| SUPPLIED MATERIAL |
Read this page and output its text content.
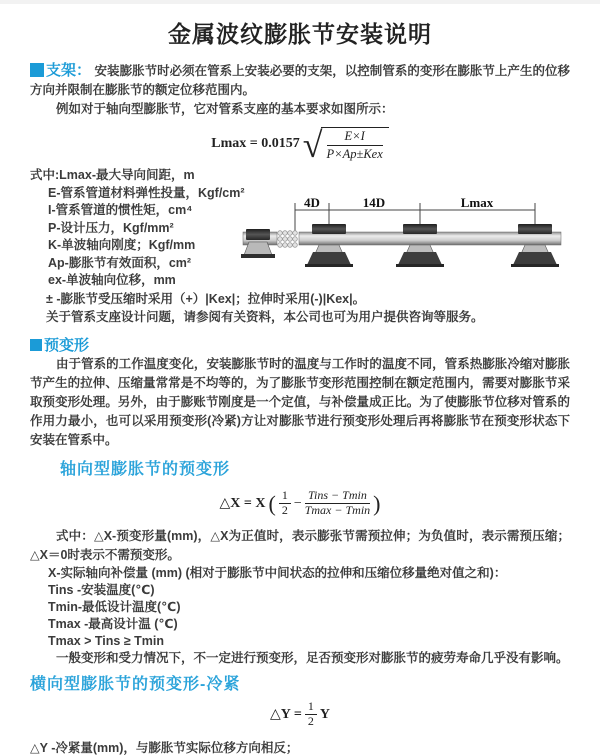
金属波纹膨胀节安装说明

支架： 安装膨胀节时必须在管系上安装必要的支架，以控制管系的变形在膨胀节上产生的位移方向并限制在膨胀节的额定位移范围内。

例如对于轴向型膨胀节，它对管系支座的基本要求如图所示：

Lmax = 0.0157 √
$\frac{E\times I}{\text{P×Ap±Kex}}$
式中:Lmax-最大导向间距，m
E-管系管道材料弹性投量，Kgf/cm²
I-管系管道的惯性矩，cm⁴
P-设计压力，Kgf/mm²
K-单波轴向刚度；Kgf/mm
Ap-膨胀节有效面积，cm²
ex-单波轴向位移，mm
± -膨胀节受压缩时采用（+）|Kex|；拉伸时采用(-)|Kex|。
关于管系支座设计问题，请参阅有关资料，本公司也可为用户提供咨询等服务。
4D	14D	Lmax
预变形

由于管系的工作温度变化，安装膨胀节时的温度与工作时的温度不同，管系热膨胀冷缩对膨胀节产生的拉伸、压缩量常常是不均等的，为了膨胀节变形范围控制在额定范围内，需要对膨胀节采取预变形处理。另外，由于膨账节刚度是一个定值，与补偿量成正比。为了使膨胀节位移对管系的作用力最小，也可以采用预变形(冷紧)方让对膨胀节进行预变形处理后再将膨胀节在预变形状态下安装在管系中。

轴向型膨胀节的预变形
△X = X ( $\frac{1}{2} - \frac{\text{Tins − Tmin}}{Tmax - Tmin}$ )

式中：△X-预变形量(mm)，△X为正值时，表示膨张节需预拉伸；为负值时，表示需预压缩；△X＝0时表示不需预变形。

X-实际轴向补偿量 (mm) (相对于膨胀节中间状态的拉伸和压缩位移量绝对值之和)：
Tins -安装温度(℃)
Tmin-最低设计温度(℃)
Tmax -最高设计温 (℃)
Tmax > Tins ≥ Tmin
一般变形和受力情况下，不一定进行预变形，足否预变形对膨胀节的疲劳寿命几乎没有影响。
横向型膨胀节的预变形-冷紧
△Y = $\frac{1}{2}$ Y
△Y -冷紧量(mm)，与膨胀节实际位移方向相反；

| AIM |
Copy out all of the data word for word. Do not carry over any picture.

| RESPONSE |
Read this page and output its text content.
金属波纹膨胀节安装说明

支架： 安装膨胀节时必须在管系上安装必要的支架，以控制管系的变形在膨胀节上产生的位移方向并限制在膨胀节的额定位移范围内。

例如对于轴向型膨胀节，它对管系支座的基本要求如图所示：

Lmax = 0.0157 √
$\frac{E\times I}{\text{P×Ap±Kex}}$
式中:Lmax-最大导向间距，m
E-管系管道材料弹性投量，Kgf/cm²
I-管系管道的惯性矩，cm⁴
P-设计压力，Kgf/mm²
K-单波轴向刚度；Kgf/mm
Ap-膨胀节有效面积，cm²
ex-单波轴向位移，mm
± -膨胀节受压缩时采用（+）|Kex|；拉伸时采用(-)|Kex|。
关于管系支座设计问题，请参阅有关资料，本公司也可为用户提供咨询等服务。
4D	14D	Lmax
预变形

由于管系的工作温度变化，安装膨胀节时的温度与工作时的温度不同，管系热膨胀冷缩对膨胀节产生的拉伸、压缩量常常是不均等的，为了膨胀节变形范围控制在额定范围内，需要对膨胀节采取预变形处理。另外，由于膨账节刚度是一个定值，与补偿量成正比。为了使膨胀节位移对管系的作用力最小，也可以采用预变形(冷紧)方让对膨胀节进行预变形处理后再将膨胀节在预变形状态下安装在管系中。

轴向型膨胀节的预变形
△X = X ( $\frac{1}{2} - \frac{\text{Tins − Tmin}}{Tmax - Tmin}$ )

式中：△X-预变形量(mm)，△X为正值时，表示膨张节需预拉伸；为负值时，表示需预压缩；△X＝0时表示不需预变形。

X-实际轴向补偿量 (mm) (相对于膨胀节中间状态的拉伸和压缩位移量绝对值之和)：
Tins -安装温度(℃)
Tmin-最低设计温度(℃)
Tmax -最高设计温 (℃)
Tmax > Tins ≥ Tmin
一般变形和受力情况下，不一定进行预变形，足否预变形对膨胀节的疲劳寿命几乎没有影响。
横向型膨胀节的预变形-冷紧
△Y = $\frac{1}{2}$ Y
△Y -冷紧量(mm)，与膨胀节实际位移方向相反；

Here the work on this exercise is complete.